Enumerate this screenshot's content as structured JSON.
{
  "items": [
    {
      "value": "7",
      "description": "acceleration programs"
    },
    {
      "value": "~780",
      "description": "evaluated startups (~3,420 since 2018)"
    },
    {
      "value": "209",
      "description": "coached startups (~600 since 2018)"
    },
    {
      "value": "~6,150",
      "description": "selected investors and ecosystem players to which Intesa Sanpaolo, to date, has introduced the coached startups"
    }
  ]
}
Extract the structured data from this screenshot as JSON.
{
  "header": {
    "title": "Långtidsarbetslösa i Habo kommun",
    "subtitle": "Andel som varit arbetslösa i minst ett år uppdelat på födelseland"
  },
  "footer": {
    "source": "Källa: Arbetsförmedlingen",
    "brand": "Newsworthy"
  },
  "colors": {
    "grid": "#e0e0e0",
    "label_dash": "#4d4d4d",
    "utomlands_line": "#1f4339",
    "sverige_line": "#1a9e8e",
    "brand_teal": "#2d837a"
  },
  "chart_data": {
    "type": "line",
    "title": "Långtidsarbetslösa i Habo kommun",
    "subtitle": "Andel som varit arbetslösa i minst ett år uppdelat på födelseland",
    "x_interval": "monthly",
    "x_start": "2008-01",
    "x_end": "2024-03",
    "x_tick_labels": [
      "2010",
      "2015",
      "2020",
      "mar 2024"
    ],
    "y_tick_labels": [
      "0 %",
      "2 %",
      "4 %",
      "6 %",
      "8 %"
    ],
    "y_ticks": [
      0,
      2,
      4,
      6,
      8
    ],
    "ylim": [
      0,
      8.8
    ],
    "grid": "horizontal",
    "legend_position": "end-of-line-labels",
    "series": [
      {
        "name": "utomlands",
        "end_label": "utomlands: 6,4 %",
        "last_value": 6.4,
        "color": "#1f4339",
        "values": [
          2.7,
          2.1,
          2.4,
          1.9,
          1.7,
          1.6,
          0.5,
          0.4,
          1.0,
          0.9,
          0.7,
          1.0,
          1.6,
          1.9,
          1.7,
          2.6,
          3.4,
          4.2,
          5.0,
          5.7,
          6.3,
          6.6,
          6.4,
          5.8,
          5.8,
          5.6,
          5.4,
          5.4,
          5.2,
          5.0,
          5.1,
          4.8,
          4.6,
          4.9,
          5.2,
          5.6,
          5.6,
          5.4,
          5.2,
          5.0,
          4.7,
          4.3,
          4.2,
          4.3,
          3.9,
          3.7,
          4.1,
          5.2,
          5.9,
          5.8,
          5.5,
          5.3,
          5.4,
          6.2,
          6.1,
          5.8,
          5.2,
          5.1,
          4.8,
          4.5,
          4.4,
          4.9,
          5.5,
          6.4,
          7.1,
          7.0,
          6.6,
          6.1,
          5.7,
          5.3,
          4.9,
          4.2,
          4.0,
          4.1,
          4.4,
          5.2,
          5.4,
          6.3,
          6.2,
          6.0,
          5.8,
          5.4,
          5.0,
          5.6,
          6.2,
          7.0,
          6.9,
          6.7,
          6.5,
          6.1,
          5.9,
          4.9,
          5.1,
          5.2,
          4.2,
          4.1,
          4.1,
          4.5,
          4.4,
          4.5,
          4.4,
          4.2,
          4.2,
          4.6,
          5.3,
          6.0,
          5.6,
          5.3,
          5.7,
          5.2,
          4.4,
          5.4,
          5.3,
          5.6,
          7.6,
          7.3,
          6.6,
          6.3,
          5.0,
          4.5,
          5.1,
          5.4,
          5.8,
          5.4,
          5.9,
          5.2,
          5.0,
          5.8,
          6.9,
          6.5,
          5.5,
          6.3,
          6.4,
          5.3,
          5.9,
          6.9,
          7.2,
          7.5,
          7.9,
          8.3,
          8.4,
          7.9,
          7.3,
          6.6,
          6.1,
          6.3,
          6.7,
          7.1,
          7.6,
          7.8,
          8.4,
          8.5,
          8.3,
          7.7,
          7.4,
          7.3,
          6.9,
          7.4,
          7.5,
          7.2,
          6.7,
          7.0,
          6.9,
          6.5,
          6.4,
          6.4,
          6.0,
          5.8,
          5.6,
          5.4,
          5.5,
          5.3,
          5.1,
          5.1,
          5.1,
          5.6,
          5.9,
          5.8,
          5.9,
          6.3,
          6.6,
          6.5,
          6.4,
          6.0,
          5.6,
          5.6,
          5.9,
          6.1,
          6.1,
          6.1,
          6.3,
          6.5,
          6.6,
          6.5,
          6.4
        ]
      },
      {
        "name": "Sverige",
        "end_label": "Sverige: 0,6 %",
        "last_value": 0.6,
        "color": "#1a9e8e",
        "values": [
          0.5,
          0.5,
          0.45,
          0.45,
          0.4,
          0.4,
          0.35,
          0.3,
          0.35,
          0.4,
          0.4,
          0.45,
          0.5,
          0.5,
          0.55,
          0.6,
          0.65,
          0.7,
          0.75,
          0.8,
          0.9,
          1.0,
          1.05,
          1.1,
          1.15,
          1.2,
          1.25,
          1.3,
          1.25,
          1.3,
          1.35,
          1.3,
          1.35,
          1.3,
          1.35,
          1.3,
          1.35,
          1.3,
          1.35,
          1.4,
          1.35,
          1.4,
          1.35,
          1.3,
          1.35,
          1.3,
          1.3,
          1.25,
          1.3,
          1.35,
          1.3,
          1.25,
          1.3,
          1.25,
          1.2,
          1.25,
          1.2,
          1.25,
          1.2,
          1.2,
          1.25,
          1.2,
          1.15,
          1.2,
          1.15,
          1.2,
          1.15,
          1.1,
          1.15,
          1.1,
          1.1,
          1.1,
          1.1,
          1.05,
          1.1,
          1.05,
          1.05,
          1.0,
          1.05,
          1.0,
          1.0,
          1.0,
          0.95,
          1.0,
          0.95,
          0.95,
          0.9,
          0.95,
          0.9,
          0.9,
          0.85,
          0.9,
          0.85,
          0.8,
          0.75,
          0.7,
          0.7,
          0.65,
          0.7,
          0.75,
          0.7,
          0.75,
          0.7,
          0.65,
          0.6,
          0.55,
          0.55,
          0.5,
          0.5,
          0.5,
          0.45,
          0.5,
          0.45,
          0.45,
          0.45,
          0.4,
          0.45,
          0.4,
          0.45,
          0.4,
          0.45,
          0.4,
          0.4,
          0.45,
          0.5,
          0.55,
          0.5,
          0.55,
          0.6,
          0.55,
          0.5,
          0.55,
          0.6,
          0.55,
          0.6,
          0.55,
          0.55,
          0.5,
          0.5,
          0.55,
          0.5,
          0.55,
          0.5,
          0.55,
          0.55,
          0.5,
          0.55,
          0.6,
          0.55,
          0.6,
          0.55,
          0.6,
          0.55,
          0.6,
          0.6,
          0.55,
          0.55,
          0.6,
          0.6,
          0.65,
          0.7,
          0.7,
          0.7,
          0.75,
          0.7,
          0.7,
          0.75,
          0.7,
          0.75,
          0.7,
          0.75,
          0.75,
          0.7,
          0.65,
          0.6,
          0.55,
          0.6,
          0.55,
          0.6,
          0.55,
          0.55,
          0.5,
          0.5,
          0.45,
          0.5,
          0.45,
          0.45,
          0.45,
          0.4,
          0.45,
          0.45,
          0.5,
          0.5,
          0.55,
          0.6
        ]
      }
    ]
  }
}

++++++++++

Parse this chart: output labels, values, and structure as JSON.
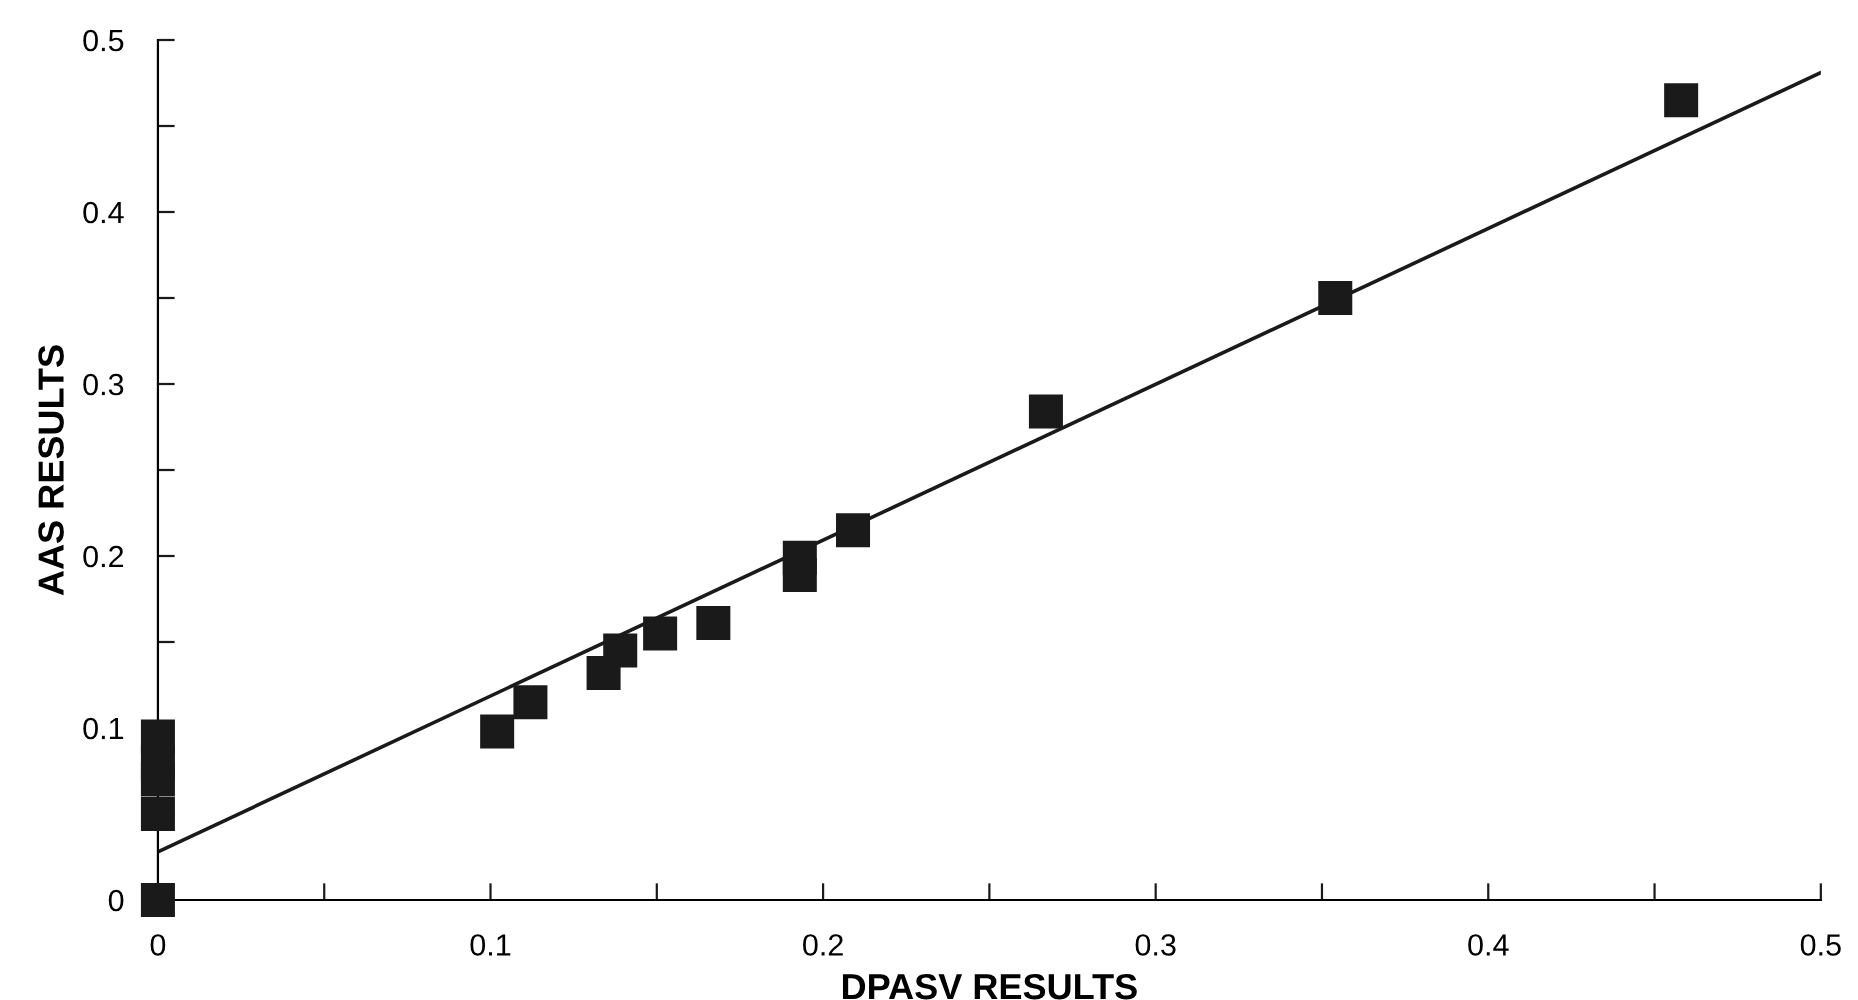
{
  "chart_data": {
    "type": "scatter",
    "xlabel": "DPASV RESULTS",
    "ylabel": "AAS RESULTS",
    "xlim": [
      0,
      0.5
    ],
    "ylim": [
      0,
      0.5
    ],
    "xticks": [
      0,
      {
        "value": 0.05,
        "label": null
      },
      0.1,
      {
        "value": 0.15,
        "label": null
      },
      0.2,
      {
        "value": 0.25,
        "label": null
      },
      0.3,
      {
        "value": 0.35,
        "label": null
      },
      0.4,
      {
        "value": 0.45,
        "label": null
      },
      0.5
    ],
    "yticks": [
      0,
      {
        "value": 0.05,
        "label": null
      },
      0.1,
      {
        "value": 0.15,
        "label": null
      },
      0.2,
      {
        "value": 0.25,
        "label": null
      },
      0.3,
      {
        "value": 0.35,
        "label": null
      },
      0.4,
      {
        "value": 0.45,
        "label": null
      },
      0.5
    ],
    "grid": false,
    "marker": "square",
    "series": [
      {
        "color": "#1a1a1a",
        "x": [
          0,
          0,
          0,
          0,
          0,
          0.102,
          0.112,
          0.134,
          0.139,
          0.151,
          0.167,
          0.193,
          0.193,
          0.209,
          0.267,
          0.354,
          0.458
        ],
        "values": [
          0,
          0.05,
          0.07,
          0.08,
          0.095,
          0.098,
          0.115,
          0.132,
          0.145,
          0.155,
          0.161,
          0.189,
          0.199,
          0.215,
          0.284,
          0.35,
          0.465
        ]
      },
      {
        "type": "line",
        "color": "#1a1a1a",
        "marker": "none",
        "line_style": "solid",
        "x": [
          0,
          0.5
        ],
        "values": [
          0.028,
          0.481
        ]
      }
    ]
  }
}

++++++++++

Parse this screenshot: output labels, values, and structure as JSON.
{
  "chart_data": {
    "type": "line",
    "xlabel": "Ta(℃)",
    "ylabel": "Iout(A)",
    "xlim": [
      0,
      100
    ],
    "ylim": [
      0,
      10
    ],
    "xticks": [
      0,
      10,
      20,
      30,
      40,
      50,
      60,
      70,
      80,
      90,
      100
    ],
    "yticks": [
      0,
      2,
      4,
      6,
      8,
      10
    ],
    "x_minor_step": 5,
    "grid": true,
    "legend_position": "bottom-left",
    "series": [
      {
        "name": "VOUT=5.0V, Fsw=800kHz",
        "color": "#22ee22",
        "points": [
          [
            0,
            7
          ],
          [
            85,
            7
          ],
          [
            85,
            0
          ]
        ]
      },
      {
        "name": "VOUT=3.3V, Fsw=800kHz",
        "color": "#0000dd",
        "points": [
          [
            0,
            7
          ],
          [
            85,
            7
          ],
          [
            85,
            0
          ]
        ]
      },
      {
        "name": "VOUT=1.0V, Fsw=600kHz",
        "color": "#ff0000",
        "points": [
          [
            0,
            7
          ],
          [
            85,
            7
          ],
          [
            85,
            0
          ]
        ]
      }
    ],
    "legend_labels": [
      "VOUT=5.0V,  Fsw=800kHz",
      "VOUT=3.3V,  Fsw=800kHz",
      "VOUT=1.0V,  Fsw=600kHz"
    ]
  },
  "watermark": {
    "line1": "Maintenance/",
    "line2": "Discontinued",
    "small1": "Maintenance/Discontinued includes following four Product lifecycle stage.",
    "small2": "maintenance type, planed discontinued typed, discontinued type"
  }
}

++++++++++

Stated goal: Identify all lines where the word "varit" shows up. Copy them.

Complete output:
    "subtitle": "Andel som varit arbetslösa i minst ett år uppdelat på födelseland"
    "subtitle": "Andel som varit arbetslösa i minst ett år uppdelat på födelseland",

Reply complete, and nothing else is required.